Your goal. Which lines in the records below contain the word "Calculate"? Copy each one out.
── Recorded data
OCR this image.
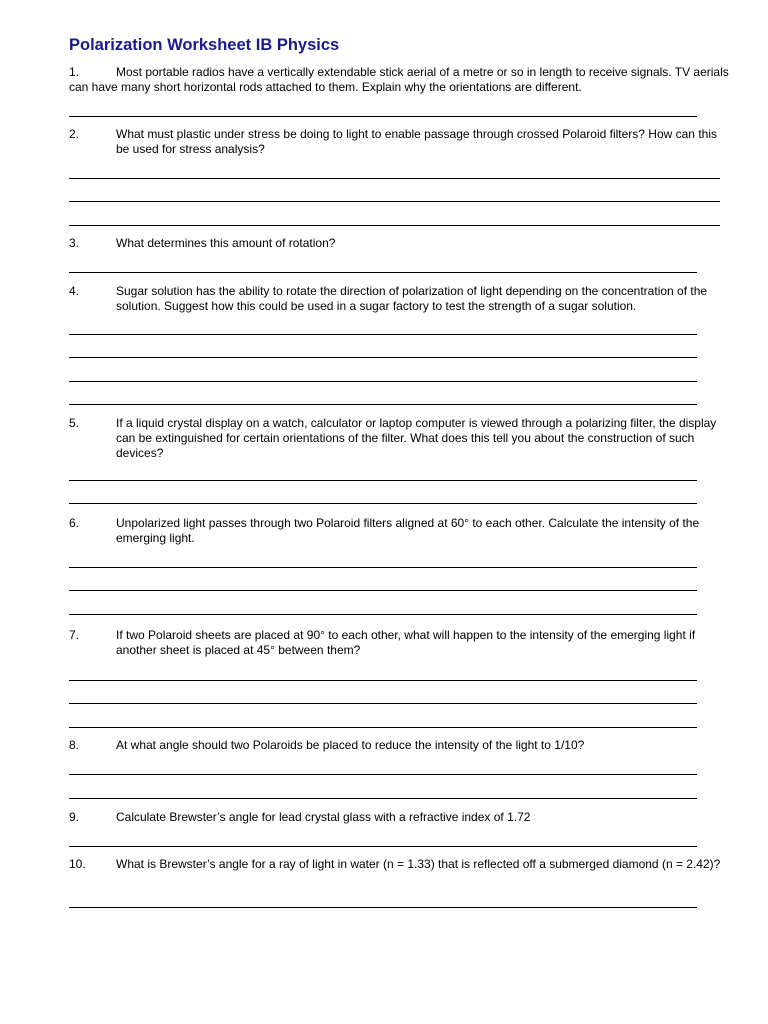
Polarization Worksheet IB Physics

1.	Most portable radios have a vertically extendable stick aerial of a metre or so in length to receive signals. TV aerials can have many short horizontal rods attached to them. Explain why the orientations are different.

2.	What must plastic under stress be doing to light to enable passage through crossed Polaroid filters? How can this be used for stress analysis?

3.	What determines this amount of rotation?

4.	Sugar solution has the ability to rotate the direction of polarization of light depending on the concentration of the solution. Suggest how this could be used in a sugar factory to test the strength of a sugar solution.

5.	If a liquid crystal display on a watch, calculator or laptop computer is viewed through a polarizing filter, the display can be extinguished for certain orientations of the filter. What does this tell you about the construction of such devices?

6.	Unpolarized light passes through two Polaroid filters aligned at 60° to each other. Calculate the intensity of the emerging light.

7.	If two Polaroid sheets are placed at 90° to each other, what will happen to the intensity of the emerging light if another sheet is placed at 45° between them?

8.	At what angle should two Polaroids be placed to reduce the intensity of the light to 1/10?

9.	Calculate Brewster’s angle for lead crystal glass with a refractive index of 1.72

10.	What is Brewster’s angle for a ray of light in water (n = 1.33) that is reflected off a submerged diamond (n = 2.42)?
────
── Recorded data
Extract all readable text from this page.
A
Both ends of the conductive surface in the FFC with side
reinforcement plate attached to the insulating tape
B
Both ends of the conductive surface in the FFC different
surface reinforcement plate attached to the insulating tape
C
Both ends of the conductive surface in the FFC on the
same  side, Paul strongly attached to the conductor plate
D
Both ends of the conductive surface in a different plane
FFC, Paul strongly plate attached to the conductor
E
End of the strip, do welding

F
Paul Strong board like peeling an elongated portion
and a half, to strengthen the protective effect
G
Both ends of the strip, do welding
────
Task solution.
6.	Unpolarized light passes through two Polaroid filters aligned at 60° to each other. Calculate the intensity of the emerging light.
9.	Calculate Brewster’s angle for lead crystal glass with a refractive index of 1.72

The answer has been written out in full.